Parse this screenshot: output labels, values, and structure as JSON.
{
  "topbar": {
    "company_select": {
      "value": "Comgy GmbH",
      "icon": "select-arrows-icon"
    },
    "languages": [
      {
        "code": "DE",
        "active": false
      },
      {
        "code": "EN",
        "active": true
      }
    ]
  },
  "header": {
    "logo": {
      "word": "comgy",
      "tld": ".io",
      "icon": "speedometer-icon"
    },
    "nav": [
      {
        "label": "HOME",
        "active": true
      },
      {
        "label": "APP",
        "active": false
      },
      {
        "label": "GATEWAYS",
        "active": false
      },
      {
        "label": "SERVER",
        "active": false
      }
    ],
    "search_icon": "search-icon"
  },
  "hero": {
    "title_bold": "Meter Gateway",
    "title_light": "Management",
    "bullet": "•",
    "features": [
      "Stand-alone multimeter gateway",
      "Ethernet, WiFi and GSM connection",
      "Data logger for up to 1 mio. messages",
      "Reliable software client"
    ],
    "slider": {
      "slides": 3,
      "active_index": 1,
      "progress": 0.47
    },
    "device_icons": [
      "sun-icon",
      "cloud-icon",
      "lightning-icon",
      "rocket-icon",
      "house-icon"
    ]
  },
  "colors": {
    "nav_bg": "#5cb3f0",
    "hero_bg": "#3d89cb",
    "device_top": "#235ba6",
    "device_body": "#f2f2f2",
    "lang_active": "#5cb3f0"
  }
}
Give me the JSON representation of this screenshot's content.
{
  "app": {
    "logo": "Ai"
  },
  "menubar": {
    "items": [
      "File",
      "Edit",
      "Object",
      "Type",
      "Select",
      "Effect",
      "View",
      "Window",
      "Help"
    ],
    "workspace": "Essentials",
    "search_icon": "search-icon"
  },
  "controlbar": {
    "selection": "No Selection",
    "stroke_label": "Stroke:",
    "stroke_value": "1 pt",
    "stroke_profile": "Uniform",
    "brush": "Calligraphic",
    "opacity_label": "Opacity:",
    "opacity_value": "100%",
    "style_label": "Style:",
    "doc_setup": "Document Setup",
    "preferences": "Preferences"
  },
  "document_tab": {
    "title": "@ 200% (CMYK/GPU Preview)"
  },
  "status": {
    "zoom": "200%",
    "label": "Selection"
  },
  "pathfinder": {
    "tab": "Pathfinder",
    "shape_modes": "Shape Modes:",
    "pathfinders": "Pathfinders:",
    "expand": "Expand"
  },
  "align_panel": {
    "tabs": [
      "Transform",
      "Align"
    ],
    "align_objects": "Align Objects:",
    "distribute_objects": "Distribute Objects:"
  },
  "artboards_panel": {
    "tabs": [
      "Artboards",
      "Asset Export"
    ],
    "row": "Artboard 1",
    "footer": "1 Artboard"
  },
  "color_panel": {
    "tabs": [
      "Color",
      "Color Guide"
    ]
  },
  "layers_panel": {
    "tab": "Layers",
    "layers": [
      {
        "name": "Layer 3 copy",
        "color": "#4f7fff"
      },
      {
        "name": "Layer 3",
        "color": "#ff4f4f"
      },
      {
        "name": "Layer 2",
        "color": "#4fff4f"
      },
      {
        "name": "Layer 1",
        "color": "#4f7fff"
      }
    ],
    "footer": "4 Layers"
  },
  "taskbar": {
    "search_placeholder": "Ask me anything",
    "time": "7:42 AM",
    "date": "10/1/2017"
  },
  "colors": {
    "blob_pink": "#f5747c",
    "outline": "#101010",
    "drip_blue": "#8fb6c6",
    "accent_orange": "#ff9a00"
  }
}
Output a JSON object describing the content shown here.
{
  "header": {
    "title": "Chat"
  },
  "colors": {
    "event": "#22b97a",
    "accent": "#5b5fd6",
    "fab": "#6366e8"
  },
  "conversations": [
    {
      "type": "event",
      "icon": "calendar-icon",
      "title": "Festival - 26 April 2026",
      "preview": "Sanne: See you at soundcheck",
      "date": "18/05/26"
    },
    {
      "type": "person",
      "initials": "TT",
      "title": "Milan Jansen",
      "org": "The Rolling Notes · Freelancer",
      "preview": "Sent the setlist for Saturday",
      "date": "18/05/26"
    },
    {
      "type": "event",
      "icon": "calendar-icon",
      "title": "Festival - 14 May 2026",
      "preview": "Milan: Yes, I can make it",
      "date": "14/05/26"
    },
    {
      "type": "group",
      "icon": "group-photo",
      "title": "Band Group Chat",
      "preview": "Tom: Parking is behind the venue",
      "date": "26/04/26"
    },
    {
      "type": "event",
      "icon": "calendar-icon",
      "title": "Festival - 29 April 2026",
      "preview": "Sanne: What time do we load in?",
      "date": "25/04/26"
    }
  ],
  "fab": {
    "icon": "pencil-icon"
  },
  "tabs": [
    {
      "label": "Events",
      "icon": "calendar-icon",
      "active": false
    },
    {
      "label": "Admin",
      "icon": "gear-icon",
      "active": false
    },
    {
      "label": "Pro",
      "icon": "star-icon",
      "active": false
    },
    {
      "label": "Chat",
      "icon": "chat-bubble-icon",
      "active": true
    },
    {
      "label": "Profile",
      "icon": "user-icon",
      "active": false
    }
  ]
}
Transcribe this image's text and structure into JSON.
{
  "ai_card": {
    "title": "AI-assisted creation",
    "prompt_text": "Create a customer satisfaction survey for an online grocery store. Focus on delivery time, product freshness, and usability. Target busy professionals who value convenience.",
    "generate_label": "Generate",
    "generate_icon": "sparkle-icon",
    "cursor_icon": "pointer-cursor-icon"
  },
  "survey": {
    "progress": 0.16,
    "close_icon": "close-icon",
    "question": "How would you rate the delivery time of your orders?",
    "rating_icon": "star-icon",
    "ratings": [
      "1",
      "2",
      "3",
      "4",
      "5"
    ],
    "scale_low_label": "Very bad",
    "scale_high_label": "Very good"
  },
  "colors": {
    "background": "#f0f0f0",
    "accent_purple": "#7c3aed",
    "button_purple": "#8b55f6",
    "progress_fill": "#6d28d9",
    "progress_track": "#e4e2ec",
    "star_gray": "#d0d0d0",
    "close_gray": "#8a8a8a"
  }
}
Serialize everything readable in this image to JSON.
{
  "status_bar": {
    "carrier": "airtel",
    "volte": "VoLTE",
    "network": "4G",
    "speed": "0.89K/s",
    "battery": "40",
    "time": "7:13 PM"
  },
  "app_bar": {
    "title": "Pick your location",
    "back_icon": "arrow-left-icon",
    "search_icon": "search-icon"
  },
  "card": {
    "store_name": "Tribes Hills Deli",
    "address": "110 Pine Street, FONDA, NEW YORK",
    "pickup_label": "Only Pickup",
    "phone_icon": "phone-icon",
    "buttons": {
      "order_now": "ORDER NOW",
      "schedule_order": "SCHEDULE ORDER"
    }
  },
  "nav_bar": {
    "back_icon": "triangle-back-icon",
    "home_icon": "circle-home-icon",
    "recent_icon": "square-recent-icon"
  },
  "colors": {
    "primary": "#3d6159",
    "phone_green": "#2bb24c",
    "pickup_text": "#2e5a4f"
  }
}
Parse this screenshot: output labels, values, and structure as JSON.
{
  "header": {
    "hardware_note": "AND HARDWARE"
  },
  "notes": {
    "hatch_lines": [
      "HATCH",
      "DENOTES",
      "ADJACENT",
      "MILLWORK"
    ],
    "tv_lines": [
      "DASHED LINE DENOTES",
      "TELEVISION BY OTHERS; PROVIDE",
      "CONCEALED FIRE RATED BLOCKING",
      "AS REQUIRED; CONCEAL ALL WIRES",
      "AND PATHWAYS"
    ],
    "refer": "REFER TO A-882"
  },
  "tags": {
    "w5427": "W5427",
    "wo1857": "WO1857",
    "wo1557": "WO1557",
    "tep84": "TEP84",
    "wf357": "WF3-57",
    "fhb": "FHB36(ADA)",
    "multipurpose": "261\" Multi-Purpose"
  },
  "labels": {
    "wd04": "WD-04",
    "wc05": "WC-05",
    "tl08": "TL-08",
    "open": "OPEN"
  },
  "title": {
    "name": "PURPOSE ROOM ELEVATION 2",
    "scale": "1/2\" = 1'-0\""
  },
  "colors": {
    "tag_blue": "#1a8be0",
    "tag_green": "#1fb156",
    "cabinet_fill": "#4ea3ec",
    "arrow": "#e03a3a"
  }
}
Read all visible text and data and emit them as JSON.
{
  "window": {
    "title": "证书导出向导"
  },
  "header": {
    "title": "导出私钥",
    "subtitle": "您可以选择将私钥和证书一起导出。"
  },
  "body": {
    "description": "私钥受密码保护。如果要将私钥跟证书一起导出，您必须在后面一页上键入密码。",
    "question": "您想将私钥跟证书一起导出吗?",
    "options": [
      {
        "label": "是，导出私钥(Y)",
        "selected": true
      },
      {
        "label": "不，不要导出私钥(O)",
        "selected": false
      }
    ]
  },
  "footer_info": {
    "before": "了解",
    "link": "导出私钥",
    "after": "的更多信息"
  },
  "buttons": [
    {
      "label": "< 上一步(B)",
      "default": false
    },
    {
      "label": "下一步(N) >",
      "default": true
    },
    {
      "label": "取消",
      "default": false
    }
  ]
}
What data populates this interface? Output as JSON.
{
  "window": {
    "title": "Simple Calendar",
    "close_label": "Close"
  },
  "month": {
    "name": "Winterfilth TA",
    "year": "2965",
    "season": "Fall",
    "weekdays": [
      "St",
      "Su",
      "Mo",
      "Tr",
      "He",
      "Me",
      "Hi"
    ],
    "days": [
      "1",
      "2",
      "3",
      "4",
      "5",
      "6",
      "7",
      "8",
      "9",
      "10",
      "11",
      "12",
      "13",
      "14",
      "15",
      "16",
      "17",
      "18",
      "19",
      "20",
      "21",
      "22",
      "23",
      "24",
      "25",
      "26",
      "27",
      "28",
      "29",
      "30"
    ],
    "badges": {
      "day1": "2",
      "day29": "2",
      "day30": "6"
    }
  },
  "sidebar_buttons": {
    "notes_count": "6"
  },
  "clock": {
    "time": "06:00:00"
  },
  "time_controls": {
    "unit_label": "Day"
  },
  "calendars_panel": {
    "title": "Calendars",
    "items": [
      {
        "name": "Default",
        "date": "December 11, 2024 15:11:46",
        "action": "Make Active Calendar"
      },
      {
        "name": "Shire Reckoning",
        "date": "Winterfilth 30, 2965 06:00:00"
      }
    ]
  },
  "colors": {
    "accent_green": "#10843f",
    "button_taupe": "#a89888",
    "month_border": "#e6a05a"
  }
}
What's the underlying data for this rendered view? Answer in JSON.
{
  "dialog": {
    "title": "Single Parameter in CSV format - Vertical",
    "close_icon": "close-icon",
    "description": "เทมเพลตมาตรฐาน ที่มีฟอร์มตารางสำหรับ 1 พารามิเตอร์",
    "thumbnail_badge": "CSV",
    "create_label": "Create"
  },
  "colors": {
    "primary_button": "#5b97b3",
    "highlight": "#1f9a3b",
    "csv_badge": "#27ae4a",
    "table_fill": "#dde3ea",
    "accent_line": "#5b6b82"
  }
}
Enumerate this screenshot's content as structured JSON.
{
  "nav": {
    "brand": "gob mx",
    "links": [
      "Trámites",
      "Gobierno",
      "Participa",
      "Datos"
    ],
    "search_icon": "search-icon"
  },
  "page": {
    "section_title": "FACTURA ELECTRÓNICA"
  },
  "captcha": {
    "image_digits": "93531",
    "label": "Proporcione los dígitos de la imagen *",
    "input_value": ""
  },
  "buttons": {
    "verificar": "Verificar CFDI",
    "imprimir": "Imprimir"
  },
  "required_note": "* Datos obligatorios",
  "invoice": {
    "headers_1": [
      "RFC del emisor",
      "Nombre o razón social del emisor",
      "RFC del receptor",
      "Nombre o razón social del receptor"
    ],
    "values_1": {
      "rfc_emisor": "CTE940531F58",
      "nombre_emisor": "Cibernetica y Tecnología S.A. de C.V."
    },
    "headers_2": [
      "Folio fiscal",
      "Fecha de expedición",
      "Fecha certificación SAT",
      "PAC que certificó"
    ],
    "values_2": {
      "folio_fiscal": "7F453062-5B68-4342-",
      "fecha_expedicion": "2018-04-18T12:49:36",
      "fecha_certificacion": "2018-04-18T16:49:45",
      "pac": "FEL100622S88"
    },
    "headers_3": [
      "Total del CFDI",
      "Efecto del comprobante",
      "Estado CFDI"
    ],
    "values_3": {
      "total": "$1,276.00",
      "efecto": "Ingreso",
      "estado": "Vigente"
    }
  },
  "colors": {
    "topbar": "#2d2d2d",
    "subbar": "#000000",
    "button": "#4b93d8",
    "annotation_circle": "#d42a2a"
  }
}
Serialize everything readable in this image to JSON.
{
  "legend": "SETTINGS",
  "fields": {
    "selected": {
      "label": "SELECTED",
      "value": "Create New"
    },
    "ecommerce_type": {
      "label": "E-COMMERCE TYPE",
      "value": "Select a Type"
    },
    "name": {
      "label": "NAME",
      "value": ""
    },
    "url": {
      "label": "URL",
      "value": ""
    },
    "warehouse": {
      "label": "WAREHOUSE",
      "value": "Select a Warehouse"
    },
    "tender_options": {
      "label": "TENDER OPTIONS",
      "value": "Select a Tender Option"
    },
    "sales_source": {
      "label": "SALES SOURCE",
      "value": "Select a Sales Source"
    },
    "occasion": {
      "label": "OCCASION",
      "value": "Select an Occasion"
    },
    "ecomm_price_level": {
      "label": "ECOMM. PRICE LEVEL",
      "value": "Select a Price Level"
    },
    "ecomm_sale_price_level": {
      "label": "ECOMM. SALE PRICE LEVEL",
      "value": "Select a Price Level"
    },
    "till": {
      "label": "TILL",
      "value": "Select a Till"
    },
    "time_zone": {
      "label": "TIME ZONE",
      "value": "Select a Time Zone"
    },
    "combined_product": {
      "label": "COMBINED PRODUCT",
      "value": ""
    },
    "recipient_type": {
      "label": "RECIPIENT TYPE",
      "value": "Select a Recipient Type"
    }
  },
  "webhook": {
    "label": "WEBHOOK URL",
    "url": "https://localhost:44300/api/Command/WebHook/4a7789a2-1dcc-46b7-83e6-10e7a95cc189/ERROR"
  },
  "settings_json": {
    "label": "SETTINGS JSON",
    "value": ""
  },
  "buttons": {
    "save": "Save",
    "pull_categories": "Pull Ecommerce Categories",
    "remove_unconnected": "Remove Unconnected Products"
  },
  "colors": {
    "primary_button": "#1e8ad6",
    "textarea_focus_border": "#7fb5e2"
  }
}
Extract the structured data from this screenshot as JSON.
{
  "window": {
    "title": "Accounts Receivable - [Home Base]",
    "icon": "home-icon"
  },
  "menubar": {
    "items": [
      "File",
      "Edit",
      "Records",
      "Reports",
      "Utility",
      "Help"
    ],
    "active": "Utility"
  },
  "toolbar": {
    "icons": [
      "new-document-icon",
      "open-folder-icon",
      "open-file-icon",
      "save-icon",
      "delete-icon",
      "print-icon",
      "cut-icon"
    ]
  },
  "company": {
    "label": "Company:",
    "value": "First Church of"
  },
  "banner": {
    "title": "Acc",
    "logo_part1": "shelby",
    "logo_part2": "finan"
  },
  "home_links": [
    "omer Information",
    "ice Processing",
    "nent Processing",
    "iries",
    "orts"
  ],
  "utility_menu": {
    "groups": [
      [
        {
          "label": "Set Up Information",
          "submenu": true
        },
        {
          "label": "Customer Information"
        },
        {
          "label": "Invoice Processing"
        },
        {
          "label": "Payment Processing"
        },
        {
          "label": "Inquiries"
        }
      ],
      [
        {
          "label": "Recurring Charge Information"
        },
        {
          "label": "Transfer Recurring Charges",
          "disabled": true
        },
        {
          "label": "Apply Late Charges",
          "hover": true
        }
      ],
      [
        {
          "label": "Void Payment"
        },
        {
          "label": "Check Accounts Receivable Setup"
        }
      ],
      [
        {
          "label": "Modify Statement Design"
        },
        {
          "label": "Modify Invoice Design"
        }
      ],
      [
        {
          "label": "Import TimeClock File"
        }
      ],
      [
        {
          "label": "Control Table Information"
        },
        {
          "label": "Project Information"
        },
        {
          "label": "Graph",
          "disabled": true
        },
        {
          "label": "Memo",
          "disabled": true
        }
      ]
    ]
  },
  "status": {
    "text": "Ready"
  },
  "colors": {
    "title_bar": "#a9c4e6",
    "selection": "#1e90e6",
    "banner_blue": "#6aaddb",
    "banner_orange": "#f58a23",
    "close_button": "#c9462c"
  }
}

::::

What to work on ▸
Extract every line containing the string "Datos" from the material.

Response to the task ▸
      "Datos"
  "required_note": "* Datos obligatorios",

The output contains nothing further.